• DATA EXTRACT:
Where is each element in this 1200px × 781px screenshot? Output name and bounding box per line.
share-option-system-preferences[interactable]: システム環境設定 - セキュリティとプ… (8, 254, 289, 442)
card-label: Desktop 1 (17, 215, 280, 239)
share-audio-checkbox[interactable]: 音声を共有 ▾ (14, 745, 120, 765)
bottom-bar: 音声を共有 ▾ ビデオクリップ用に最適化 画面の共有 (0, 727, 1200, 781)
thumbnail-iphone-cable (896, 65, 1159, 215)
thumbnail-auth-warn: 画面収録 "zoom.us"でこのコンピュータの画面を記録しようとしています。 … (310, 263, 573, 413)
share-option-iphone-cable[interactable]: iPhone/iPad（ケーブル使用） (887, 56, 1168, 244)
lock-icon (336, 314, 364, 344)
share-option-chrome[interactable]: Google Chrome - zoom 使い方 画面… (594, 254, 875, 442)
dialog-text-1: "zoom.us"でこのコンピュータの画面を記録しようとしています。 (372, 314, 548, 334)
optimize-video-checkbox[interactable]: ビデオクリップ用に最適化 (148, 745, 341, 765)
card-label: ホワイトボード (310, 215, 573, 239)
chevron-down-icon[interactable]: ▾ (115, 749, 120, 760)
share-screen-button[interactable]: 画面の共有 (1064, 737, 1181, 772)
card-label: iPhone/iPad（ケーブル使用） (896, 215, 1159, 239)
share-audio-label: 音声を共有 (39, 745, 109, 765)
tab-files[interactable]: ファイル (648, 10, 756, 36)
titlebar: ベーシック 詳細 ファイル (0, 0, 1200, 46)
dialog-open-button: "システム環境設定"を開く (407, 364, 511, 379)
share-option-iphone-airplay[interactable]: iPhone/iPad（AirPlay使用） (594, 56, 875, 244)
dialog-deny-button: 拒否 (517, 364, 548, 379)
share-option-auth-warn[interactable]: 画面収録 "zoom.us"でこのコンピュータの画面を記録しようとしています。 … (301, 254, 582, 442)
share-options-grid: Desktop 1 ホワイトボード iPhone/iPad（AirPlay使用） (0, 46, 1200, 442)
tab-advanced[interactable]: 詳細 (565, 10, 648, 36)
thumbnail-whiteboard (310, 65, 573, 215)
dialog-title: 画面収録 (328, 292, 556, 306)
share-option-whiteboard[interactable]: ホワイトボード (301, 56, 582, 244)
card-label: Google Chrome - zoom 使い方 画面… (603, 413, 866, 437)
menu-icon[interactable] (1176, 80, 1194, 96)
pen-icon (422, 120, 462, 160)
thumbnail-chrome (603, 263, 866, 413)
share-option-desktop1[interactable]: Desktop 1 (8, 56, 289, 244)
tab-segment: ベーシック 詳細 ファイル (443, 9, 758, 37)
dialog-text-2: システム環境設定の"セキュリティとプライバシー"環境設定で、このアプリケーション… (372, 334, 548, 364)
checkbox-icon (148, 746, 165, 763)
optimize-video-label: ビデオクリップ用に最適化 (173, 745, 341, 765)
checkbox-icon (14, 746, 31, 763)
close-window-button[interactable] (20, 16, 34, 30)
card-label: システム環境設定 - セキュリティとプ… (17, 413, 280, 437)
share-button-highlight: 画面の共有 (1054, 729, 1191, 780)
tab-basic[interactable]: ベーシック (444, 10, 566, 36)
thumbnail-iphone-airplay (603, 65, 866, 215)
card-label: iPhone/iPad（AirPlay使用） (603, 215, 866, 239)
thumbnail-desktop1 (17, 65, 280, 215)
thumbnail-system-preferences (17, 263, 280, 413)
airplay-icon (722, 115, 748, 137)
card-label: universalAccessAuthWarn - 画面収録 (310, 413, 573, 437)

• REQUEST: Copy the data above line for line, without any changes.

• TASK ANSWER:
Where is each element in this 1200px × 781px screenshot? Output name and bounding box per line.
share-option-system-preferences[interactable]: システム環境設定 - セキュリティとプ… (8, 254, 289, 442)
card-label: Desktop 1 (17, 215, 280, 239)
share-audio-checkbox[interactable]: 音声を共有 ▾ (14, 745, 120, 765)
bottom-bar: 音声を共有 ▾ ビデオクリップ用に最適化 画面の共有 (0, 727, 1200, 781)
thumbnail-iphone-cable (896, 65, 1159, 215)
thumbnail-auth-warn: 画面収録 "zoom.us"でこのコンピュータの画面を記録しようとしています。 … (310, 263, 573, 413)
share-option-iphone-cable[interactable]: iPhone/iPad（ケーブル使用） (887, 56, 1168, 244)
lock-icon (336, 314, 364, 344)
share-option-chrome[interactable]: Google Chrome - zoom 使い方 画面… (594, 254, 875, 442)
dialog-text-1: "zoom.us"でこのコンピュータの画面を記録しようとしています。 (372, 314, 548, 334)
optimize-video-checkbox[interactable]: ビデオクリップ用に最適化 (148, 745, 341, 765)
card-label: ホワイトボード (310, 215, 573, 239)
chevron-down-icon[interactable]: ▾ (115, 749, 120, 760)
share-screen-button[interactable]: 画面の共有 (1064, 737, 1181, 772)
card-label: iPhone/iPad（ケーブル使用） (896, 215, 1159, 239)
share-audio-label: 音声を共有 (39, 745, 109, 765)
tab-files[interactable]: ファイル (648, 10, 756, 36)
titlebar: ベーシック 詳細 ファイル (0, 0, 1200, 46)
dialog-open-button: "システム環境設定"を開く (407, 364, 511, 379)
share-option-iphone-airplay[interactable]: iPhone/iPad（AirPlay使用） (594, 56, 875, 244)
dialog-deny-button: 拒否 (517, 364, 548, 379)
share-option-auth-warn[interactable]: 画面収録 "zoom.us"でこのコンピュータの画面を記録しようとしています。 … (301, 254, 582, 442)
share-options-grid: Desktop 1 ホワイトボード iPhone/iPad（AirPlay使用） (0, 46, 1200, 442)
tab-advanced[interactable]: 詳細 (565, 10, 648, 36)
thumbnail-whiteboard (310, 65, 573, 215)
dialog-title: 画面収録 (328, 292, 556, 306)
share-option-whiteboard[interactable]: ホワイトボード (301, 56, 582, 244)
card-label: Google Chrome - zoom 使い方 画面… (603, 413, 866, 437)
menu-icon[interactable] (1176, 80, 1194, 96)
pen-icon (422, 120, 462, 160)
thumbnail-chrome (603, 263, 866, 413)
share-option-desktop1[interactable]: Desktop 1 (8, 56, 289, 244)
tab-segment: ベーシック 詳細 ファイル (443, 9, 758, 37)
dialog-text-2: システム環境設定の"セキュリティとプライバシー"環境設定で、このアプリケーション… (372, 334, 548, 364)
checkbox-icon (148, 746, 165, 763)
optimize-video-label: ビデオクリップ用に最適化 (173, 745, 341, 765)
checkbox-icon (14, 746, 31, 763)
close-window-button[interactable] (20, 16, 34, 30)
card-label: システム環境設定 - セキュリティとプ… (17, 413, 280, 437)
share-button-highlight: 画面の共有 (1054, 729, 1191, 780)
tab-basic[interactable]: ベーシック (444, 10, 566, 36)
thumbnail-iphone-airplay (603, 65, 866, 215)
card-label: iPhone/iPad（AirPlay使用） (603, 215, 866, 239)
thumbnail-desktop1 (17, 65, 280, 215)
thumbnail-system-preferences (17, 263, 280, 413)
airplay-icon (722, 115, 748, 137)
card-label: universalAccessAuthWarn - 画面収録 (310, 413, 573, 437)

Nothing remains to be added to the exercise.